Rewrite everything in the beef fatty thread from "But, When you're" down to "bowel movement huh?", switching "hurry" to "rush".

- _TEXT BLOCK_:
↓

# Beef Fatty Q/View



## silverwolf636 (Jan 28, 2010)

If ya all remember when I put up the tutorial on how to do a bacon wrap. 
After I did the bacon, I realized I didn't have a chub to wrap but I did have a pound and a quarter of 80/20 beef in the fridge. So that's what I used. 
Here it is:



There are 3 different cheeses here, Pepper Jack, Provolone, and american topped with pepperoni


Here I have sprinkled some cajun rub on it:


All wrapped up and ready to go to the smoker. (huh, yea, after I unwrap it)


Finished product coming in a couple of hours.

--ray--
(0||||0)


----------



## the dude abides (Jan 28, 2010)

Looking good Silverwolf


----------



## etcher1 (Jan 28, 2010)

Can't wait to see the end results.


----------



## beer-b-q (Jan 28, 2010)

Looks good so far...


----------



## silverwolf636 (Jan 28, 2010)

Ya know, there comes a time in a guys life when he has to stand back and say, "Beam me up Scotty."  I've always been picky with what I have Q/Viewed on here cause I wanted to let the gang know that everything was going well.  But, I have to let the bad come with the good.  So, here it is: 

Isn't this a site of -BEAUTY-?


But, When you're in a hurry and hungry and you just jump right in and cut fresh off the smoker and don't let it sit for a few, this is what happens.  
Sorta looks like Liberarchys last bowel movement huh?

↑

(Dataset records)

↓

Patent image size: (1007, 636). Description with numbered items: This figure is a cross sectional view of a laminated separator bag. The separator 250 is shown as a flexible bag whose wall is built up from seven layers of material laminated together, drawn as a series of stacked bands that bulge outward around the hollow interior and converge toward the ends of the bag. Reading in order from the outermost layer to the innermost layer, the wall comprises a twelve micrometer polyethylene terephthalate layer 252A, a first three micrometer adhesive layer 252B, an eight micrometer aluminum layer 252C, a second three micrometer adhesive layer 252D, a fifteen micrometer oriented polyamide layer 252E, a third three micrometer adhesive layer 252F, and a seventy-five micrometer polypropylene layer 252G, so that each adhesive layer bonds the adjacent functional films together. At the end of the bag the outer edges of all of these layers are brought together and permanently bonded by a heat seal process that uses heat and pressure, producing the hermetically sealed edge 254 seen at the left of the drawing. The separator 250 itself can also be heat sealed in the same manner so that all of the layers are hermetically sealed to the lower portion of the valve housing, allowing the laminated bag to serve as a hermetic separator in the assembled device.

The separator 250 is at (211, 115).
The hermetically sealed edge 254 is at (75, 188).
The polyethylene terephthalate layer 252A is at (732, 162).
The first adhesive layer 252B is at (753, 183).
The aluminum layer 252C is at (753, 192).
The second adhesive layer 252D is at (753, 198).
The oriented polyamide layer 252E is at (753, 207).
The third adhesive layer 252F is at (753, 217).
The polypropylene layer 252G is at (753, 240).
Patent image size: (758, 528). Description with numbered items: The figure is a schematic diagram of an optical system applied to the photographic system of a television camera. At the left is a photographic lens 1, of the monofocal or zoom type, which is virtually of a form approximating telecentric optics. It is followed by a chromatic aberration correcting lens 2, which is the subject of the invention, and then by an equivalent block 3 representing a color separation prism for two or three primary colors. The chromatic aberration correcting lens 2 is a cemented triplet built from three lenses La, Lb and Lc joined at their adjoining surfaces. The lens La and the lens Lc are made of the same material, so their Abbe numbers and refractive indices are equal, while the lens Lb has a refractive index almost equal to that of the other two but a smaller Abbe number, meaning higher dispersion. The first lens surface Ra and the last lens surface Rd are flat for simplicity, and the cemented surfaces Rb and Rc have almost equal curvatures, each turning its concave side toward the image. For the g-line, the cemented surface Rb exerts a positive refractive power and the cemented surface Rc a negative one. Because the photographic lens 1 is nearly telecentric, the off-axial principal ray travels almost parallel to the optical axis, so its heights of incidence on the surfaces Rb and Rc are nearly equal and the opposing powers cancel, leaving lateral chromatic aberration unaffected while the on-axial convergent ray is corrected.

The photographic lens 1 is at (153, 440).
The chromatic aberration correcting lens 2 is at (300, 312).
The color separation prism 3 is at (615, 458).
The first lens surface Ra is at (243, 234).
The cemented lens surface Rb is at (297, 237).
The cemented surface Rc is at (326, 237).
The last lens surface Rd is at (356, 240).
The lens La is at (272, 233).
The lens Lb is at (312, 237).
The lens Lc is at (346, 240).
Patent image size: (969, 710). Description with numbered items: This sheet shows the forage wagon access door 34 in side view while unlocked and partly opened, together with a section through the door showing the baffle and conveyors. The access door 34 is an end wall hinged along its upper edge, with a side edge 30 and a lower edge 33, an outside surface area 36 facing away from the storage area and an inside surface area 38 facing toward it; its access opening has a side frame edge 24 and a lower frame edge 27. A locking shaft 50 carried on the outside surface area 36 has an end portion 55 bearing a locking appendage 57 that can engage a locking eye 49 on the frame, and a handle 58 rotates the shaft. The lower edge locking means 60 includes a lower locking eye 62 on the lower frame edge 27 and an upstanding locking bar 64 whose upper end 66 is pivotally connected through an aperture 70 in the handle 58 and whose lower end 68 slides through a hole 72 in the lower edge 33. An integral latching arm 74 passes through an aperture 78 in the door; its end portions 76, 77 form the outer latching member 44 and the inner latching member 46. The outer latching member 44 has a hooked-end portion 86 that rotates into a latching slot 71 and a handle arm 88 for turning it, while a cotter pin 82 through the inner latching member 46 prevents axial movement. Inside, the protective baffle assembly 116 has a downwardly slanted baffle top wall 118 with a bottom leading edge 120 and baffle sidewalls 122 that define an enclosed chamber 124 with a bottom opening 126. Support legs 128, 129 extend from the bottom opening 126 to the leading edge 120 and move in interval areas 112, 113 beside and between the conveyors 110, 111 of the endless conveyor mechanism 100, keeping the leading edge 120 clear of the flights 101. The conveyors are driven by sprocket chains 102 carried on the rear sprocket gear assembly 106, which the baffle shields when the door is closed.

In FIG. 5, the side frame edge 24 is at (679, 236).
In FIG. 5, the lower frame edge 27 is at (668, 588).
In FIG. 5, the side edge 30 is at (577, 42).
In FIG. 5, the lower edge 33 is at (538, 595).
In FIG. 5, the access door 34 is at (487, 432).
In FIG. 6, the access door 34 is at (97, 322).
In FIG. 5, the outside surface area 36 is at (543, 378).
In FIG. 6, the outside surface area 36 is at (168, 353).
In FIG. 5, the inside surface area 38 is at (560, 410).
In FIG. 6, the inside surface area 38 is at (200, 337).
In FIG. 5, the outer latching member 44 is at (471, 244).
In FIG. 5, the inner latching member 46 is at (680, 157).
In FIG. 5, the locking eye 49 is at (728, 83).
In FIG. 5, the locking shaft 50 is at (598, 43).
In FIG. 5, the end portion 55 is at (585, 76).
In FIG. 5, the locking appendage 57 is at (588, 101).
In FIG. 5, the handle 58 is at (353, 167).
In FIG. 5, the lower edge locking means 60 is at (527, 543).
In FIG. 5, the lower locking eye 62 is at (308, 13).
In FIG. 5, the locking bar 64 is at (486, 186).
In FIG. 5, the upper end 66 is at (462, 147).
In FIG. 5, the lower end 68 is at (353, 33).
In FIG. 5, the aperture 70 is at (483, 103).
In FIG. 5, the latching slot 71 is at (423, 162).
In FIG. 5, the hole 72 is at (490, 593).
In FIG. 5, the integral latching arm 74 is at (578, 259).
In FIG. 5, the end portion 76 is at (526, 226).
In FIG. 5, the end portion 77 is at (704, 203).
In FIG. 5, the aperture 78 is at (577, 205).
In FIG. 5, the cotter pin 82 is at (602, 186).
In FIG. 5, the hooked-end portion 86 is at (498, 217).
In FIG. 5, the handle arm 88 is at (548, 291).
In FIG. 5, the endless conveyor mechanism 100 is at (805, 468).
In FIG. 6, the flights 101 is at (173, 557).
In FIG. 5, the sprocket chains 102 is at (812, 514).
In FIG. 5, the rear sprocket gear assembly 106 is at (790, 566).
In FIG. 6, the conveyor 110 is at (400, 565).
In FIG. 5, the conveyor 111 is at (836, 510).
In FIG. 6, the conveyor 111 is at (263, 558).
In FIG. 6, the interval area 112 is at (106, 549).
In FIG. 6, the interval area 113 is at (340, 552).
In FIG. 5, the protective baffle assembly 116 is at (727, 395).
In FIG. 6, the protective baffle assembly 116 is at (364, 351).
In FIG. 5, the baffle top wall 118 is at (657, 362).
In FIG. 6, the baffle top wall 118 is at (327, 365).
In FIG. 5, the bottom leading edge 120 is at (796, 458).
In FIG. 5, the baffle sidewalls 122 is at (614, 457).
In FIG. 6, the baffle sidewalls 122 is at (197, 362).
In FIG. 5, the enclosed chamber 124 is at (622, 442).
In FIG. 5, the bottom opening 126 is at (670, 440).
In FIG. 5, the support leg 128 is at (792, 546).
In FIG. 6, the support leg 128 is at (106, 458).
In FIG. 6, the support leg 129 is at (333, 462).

↑

- _OUTPUT BELOW_:
But, When you're in a rush and hungry and you just jump right in and cut fresh off the smoker and don't let it sit for a few, this is what happens.  
Sorta looks like Liberarchys last bowel movement huh?